Task
Gather up every line from the entries below that uses the word "this".

Records supplied

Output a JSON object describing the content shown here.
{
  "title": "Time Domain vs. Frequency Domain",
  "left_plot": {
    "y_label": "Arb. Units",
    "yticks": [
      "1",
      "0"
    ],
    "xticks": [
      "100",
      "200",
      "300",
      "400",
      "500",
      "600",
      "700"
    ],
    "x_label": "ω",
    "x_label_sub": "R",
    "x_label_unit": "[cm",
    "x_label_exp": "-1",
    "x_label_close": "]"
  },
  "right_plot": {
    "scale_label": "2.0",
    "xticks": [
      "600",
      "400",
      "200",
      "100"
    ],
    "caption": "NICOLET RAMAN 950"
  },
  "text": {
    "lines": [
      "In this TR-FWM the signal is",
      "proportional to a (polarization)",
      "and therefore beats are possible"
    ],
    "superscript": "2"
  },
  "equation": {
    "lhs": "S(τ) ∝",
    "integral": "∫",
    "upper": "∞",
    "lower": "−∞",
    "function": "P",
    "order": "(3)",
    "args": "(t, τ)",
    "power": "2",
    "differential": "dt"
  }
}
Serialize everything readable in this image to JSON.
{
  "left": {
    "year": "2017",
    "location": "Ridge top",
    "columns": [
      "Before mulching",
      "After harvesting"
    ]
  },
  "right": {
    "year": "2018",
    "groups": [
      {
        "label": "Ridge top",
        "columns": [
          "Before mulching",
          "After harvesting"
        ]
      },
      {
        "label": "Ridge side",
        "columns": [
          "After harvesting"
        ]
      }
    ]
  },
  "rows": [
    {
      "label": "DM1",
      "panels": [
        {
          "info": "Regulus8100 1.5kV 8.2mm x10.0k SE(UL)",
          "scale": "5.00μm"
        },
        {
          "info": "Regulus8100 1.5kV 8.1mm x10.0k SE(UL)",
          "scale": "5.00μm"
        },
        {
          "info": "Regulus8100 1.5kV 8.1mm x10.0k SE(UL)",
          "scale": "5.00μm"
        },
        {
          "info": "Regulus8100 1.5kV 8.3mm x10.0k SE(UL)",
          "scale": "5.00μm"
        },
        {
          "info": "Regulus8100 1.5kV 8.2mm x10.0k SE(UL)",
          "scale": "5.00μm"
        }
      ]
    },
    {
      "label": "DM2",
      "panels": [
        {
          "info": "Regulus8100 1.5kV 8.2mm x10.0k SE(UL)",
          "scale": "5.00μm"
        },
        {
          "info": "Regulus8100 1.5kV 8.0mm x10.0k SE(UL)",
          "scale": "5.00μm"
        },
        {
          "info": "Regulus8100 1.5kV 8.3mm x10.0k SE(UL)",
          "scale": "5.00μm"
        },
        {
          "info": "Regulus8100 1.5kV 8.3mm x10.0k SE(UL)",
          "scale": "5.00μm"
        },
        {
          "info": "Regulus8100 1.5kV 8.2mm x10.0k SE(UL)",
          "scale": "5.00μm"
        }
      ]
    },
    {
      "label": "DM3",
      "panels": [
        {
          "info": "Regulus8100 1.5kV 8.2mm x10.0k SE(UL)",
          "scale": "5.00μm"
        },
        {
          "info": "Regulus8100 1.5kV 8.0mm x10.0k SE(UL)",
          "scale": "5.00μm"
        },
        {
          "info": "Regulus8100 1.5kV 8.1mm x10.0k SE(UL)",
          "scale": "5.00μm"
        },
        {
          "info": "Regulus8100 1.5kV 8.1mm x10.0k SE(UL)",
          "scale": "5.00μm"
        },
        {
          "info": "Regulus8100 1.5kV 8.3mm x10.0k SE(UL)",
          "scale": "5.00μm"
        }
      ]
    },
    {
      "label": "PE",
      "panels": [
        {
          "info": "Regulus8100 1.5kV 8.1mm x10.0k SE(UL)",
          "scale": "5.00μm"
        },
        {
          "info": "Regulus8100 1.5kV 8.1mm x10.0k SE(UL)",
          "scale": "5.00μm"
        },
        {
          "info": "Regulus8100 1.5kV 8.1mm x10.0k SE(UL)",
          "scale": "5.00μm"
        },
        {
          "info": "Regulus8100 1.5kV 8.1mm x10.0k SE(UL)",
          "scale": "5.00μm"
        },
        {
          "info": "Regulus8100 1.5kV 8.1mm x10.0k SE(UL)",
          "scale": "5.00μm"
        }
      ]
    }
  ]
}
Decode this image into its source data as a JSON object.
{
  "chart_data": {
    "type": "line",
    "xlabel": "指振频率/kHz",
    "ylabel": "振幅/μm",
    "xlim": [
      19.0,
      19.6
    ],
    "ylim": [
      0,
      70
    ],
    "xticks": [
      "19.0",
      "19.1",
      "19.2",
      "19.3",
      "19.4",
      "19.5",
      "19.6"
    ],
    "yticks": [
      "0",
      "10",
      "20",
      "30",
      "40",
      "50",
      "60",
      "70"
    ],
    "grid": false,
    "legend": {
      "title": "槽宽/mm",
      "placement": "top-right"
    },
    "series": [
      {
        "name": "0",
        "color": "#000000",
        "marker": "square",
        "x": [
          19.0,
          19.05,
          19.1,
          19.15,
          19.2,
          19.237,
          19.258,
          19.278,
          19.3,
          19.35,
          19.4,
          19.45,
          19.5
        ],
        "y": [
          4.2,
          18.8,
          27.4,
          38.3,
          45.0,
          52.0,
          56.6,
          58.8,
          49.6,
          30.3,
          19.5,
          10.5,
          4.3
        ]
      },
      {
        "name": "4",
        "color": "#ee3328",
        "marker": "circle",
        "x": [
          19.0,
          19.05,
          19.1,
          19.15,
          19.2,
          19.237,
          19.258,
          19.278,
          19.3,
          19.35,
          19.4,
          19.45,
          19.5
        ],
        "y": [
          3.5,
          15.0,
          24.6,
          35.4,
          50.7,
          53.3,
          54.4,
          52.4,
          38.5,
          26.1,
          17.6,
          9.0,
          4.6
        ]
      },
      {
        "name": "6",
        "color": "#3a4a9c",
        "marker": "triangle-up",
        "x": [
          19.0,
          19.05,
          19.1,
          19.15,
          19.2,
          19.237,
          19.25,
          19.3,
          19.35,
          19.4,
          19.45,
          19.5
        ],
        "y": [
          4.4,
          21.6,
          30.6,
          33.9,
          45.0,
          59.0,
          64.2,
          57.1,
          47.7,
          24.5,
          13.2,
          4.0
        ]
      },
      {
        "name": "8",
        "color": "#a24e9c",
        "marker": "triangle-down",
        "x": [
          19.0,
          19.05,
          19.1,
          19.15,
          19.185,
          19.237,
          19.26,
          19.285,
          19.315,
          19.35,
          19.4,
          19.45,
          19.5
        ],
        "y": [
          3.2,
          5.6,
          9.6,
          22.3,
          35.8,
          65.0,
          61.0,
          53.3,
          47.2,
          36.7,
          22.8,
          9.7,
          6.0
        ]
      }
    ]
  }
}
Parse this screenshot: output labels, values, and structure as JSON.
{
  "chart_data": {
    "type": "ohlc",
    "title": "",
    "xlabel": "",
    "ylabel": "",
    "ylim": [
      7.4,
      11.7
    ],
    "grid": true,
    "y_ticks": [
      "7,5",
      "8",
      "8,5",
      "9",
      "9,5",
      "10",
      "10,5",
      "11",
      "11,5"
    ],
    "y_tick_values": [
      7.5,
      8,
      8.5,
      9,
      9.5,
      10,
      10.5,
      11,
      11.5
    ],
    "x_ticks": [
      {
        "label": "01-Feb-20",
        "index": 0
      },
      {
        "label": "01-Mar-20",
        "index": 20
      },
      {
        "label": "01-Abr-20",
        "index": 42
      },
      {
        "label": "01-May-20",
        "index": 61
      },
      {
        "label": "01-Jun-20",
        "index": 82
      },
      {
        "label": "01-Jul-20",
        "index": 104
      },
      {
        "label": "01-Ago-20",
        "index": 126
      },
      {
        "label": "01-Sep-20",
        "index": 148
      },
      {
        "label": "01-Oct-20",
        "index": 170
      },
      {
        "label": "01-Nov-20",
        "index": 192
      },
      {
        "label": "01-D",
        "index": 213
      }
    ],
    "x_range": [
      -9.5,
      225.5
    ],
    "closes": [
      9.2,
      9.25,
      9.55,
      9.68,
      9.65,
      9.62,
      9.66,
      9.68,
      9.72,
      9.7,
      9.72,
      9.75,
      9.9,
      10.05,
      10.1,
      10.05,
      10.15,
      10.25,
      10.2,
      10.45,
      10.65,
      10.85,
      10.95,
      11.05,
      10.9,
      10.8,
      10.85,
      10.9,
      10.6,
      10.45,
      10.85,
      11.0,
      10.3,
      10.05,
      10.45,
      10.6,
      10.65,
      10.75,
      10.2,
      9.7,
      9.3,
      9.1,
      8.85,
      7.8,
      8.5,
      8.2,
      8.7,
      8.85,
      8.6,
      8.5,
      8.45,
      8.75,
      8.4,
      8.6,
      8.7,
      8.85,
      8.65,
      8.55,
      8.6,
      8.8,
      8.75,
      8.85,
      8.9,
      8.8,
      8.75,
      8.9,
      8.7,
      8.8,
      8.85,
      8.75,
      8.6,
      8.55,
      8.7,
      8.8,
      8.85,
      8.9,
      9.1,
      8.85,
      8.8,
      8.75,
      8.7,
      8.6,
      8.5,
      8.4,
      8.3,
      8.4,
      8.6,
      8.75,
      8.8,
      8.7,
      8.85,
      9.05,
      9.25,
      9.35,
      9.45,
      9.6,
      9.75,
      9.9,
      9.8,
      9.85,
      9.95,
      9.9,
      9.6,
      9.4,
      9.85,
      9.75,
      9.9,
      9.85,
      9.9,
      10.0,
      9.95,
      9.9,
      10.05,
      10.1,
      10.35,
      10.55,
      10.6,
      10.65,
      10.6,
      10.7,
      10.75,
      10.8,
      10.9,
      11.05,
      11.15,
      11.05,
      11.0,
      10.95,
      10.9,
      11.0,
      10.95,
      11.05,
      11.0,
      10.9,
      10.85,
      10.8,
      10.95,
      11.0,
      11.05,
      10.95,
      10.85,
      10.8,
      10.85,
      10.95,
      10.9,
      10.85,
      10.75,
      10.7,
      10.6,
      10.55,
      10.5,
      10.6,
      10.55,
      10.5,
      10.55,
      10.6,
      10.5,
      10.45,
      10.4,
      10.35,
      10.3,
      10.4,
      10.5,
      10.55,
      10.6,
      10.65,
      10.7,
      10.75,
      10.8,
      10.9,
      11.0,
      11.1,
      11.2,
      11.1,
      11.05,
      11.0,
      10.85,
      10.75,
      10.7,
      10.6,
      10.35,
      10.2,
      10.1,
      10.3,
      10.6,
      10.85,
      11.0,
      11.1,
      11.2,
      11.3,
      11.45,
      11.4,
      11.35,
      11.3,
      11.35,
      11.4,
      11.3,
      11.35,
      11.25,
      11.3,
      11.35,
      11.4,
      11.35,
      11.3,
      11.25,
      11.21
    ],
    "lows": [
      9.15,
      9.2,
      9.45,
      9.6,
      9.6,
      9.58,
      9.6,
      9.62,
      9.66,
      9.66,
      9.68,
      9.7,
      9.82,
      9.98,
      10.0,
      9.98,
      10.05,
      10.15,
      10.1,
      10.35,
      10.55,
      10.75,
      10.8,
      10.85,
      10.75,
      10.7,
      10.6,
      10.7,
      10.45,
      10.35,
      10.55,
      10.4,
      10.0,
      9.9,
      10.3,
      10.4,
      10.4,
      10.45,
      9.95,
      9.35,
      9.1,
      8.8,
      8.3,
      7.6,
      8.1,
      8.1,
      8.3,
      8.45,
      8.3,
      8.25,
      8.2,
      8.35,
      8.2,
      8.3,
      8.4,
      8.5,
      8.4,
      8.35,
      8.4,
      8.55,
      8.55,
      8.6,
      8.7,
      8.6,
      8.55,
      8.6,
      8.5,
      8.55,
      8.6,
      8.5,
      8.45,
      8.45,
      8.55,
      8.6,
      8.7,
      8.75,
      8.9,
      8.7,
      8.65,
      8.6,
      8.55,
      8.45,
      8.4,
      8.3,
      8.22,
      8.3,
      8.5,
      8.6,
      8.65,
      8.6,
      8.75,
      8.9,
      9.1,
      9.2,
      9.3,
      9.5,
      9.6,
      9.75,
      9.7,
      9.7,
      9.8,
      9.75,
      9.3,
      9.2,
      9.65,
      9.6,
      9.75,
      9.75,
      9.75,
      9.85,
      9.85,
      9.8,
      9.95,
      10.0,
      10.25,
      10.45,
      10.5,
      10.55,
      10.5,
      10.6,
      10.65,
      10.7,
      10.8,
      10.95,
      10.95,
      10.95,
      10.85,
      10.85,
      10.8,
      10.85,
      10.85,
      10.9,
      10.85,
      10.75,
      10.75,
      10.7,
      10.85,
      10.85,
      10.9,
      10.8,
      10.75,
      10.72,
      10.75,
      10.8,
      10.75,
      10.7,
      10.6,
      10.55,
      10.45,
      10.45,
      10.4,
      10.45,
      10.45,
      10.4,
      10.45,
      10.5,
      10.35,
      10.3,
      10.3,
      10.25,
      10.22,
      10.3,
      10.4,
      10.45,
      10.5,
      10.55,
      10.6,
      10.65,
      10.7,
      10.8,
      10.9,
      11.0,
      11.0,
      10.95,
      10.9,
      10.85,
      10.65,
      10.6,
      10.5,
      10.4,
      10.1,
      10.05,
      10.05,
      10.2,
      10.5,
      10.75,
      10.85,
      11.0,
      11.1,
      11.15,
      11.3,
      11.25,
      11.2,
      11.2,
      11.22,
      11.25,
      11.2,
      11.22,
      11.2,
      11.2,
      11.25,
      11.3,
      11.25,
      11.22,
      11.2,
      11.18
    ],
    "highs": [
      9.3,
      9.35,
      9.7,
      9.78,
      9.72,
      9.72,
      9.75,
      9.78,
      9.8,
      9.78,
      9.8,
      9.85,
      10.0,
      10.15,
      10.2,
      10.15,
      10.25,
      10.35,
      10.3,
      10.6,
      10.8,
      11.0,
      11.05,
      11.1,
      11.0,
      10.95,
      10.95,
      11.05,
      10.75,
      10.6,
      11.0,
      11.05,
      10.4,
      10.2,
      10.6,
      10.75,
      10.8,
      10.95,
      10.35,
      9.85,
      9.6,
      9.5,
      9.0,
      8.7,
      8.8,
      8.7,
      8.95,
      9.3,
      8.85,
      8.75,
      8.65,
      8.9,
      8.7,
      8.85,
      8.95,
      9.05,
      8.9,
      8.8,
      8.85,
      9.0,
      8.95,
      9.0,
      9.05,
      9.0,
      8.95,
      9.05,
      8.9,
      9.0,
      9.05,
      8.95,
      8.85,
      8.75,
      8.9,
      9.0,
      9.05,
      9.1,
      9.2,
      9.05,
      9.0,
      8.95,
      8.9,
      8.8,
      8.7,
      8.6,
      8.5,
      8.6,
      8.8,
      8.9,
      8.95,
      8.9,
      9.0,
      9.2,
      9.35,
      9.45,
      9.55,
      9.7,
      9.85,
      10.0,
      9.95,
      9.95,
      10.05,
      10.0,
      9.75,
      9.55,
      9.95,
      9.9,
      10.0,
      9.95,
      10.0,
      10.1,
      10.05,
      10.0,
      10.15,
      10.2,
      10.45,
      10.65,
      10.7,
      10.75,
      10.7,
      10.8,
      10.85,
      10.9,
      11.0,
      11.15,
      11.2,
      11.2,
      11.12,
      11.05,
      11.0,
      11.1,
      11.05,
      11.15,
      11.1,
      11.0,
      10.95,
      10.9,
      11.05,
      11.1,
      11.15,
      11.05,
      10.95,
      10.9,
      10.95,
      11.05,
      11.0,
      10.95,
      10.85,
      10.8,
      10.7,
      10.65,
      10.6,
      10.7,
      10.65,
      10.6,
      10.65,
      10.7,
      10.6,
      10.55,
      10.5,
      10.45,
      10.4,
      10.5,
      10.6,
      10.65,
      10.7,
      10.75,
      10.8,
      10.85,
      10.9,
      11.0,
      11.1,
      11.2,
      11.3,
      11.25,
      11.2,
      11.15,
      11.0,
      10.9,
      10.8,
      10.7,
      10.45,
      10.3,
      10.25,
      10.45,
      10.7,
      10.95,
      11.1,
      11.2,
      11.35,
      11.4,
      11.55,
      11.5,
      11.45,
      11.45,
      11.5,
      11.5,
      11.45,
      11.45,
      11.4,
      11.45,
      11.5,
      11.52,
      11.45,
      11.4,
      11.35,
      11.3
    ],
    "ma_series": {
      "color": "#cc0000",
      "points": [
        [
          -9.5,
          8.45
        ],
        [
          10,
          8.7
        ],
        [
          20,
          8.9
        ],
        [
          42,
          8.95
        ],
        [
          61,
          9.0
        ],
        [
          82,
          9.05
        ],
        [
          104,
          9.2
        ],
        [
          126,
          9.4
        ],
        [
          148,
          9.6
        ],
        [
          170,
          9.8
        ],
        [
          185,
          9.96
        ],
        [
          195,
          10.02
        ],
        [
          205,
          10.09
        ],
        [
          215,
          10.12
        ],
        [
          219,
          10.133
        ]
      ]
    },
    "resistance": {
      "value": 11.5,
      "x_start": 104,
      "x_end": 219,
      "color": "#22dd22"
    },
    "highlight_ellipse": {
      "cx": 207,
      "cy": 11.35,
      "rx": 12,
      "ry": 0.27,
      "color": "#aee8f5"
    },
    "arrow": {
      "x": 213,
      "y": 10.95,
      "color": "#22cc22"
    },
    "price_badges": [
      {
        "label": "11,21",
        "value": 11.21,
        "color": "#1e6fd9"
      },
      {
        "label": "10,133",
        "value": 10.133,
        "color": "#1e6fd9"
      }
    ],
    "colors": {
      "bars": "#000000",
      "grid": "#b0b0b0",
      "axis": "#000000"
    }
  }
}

Complete answer
      "In this TR-FWM the signal is",
Serialize everything readable in this image to JSON.
Decode this image into its source data as a JSON object.
Parse this screenshot: output labels, values, and structure as JSON.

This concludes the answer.